What is needed: Return the lines below that carry the word "criterion".
***
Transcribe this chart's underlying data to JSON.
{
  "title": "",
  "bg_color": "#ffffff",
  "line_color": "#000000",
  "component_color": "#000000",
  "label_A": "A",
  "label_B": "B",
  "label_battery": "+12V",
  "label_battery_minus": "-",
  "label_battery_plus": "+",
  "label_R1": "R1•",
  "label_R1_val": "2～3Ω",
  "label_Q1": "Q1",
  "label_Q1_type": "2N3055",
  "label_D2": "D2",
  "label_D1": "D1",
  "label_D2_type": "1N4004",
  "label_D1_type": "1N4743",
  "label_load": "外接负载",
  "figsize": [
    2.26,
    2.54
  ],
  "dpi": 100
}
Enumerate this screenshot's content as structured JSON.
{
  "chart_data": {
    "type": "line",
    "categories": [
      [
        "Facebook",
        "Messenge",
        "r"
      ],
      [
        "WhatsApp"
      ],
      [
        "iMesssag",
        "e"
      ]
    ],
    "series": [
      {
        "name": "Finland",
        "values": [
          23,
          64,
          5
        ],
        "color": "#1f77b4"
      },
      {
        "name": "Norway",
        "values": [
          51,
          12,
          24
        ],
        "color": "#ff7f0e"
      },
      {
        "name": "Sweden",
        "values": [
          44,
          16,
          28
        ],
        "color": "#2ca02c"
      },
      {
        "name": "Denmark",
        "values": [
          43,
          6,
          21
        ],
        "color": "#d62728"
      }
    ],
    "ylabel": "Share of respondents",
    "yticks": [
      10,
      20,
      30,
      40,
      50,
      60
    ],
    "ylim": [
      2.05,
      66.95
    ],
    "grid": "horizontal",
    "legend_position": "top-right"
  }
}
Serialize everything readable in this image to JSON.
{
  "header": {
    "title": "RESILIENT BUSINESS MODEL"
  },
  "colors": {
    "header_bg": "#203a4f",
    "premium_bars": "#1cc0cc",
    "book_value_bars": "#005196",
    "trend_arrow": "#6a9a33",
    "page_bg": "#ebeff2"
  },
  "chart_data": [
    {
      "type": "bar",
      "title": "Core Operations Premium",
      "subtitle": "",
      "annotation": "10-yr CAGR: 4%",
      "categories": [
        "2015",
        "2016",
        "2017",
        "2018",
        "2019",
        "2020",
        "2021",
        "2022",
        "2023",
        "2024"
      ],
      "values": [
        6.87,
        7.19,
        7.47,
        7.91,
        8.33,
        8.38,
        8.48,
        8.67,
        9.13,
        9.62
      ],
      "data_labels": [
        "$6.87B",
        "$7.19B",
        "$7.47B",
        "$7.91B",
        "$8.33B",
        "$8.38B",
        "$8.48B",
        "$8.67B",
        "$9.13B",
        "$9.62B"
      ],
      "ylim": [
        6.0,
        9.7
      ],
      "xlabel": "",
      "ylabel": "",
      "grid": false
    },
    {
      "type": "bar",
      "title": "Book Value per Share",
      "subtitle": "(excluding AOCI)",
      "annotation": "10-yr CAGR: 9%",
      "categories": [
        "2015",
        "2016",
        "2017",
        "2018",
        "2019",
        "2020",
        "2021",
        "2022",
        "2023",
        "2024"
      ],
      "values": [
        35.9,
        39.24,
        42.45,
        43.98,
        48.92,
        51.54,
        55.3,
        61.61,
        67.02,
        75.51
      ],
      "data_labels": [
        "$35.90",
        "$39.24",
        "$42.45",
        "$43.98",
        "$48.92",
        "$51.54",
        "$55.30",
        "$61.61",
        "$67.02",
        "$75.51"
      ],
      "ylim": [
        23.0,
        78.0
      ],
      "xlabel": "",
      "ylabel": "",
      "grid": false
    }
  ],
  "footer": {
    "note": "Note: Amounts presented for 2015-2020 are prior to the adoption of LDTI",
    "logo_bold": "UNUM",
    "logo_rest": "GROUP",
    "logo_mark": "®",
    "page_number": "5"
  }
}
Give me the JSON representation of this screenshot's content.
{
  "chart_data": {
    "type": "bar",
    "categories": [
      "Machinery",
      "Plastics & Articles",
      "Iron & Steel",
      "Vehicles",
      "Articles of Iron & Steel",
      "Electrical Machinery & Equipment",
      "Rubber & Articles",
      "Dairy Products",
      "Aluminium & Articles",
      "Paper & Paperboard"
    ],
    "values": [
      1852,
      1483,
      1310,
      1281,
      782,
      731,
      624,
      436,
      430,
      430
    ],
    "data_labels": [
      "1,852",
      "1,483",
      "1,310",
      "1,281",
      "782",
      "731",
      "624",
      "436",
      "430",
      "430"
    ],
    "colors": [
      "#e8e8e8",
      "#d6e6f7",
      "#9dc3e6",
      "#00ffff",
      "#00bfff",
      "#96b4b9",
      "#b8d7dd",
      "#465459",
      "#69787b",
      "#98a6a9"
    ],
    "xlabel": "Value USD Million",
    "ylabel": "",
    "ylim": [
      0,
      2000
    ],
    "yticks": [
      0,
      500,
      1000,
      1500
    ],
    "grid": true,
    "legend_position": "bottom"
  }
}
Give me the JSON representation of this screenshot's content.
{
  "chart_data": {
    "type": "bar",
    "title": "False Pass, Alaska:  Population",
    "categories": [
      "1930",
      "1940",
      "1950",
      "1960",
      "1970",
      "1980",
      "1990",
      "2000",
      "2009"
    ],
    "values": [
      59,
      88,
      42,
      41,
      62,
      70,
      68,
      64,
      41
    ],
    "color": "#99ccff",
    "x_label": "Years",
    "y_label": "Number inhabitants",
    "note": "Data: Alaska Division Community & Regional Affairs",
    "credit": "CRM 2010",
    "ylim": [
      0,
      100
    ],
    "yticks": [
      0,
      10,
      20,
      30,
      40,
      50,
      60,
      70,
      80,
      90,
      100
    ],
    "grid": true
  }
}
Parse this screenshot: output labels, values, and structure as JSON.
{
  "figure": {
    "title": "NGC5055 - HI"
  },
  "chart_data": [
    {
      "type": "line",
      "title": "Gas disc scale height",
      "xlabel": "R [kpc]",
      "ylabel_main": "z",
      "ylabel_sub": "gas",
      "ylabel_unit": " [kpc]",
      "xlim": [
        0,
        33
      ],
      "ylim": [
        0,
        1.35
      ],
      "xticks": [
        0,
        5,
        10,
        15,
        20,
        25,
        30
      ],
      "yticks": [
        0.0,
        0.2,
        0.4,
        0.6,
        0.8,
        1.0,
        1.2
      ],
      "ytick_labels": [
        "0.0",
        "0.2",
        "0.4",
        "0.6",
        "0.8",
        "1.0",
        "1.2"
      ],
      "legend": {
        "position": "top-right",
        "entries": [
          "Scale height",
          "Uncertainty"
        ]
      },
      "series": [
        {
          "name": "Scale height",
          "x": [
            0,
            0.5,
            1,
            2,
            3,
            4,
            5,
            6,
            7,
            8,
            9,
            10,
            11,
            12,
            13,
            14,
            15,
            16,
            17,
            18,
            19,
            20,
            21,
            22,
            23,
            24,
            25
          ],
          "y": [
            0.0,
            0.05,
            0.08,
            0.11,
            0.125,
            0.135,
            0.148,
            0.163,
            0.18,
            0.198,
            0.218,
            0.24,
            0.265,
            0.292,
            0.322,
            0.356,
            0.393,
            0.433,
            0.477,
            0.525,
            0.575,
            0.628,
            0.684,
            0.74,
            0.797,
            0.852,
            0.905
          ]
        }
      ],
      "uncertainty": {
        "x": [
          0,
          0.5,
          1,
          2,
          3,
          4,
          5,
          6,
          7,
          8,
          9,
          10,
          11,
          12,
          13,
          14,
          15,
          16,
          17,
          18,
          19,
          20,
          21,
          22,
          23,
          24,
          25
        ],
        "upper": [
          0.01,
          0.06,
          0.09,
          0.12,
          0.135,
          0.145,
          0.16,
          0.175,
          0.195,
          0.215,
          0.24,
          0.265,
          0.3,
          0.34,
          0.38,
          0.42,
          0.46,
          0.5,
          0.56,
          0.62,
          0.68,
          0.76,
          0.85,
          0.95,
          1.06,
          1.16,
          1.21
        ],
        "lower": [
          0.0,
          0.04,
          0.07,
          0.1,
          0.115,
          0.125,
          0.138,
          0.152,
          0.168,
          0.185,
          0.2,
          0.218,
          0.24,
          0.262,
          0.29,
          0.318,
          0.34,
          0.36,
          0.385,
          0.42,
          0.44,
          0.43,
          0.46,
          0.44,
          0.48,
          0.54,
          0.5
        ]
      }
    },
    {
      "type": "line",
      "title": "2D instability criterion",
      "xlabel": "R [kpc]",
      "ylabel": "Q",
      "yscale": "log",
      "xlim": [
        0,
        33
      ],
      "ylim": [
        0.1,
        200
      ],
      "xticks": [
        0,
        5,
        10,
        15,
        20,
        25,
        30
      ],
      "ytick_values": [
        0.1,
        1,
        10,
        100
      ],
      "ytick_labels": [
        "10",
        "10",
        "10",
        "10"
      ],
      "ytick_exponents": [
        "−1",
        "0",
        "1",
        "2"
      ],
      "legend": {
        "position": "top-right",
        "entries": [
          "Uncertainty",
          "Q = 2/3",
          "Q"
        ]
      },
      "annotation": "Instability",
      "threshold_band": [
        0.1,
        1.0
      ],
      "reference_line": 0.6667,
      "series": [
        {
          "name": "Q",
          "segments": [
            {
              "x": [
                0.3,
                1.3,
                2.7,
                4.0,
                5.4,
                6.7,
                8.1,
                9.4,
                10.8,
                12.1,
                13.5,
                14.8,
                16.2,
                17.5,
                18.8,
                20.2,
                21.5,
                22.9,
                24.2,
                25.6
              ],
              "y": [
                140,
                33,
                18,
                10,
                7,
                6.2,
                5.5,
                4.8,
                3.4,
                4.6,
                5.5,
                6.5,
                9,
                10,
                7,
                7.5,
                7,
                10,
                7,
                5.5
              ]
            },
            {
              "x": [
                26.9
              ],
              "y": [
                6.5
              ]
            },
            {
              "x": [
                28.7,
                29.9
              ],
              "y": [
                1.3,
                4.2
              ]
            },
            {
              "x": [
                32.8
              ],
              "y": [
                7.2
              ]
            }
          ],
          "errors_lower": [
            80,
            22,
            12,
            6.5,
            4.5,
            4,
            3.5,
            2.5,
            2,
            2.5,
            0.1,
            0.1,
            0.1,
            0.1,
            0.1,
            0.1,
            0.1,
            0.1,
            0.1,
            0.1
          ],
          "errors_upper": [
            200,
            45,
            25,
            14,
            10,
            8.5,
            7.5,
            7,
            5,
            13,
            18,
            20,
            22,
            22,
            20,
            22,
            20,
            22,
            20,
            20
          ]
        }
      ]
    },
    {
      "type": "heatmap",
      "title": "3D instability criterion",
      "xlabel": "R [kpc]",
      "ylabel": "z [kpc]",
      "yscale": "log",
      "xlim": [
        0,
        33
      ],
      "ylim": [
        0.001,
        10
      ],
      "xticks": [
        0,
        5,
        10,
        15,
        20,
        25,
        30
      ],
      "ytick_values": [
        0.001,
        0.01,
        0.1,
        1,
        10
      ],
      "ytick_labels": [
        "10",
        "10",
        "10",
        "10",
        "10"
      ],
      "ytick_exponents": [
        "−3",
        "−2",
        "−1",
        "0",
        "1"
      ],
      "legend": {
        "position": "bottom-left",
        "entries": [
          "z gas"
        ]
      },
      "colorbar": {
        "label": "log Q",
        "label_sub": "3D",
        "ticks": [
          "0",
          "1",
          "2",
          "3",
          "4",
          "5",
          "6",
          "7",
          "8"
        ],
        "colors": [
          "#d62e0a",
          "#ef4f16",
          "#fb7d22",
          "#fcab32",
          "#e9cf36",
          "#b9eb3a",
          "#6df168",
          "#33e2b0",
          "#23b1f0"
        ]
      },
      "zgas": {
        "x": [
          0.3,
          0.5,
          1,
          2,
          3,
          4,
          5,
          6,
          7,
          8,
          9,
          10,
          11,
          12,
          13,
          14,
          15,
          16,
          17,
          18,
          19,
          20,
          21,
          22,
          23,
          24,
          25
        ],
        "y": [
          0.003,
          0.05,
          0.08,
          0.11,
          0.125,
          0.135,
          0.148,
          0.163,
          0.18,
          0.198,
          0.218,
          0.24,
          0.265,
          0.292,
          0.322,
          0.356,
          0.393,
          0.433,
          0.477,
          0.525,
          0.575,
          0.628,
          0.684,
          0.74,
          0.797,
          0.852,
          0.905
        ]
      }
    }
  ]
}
***
The response:
      "title": "2D instability criterion",
      "title": "3D instability criterion",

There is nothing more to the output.